=== Records to process ===

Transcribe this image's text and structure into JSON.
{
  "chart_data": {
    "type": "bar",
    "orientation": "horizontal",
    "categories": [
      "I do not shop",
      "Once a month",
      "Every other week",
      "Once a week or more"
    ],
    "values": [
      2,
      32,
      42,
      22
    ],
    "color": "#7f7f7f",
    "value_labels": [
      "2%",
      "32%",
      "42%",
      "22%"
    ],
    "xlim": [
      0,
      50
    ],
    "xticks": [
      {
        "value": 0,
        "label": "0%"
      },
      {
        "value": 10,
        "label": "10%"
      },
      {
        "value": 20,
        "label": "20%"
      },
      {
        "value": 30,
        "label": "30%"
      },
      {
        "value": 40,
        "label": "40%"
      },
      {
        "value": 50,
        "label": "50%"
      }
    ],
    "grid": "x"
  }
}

===

The whole listing above needs to be written out again exactly.

Transcribe this image's text and structure into JSON.
{
  "chart_data": {
    "type": "bar",
    "orientation": "horizontal",
    "categories": [
      "I do not shop",
      "Once a month",
      "Every other week",
      "Once a week or more"
    ],
    "values": [
      2,
      32,
      42,
      22
    ],
    "color": "#7f7f7f",
    "value_labels": [
      "2%",
      "32%",
      "42%",
      "22%"
    ],
    "xlim": [
      0,
      50
    ],
    "xticks": [
      {
        "value": 0,
        "label": "0%"
      },
      {
        "value": 10,
        "label": "10%"
      },
      {
        "value": 20,
        "label": "20%"
      },
      {
        "value": 30,
        "label": "30%"
      },
      {
        "value": 40,
        "label": "40%"
      },
      {
        "value": 50,
        "label": "50%"
      }
    ],
    "grid": "x"
  }
}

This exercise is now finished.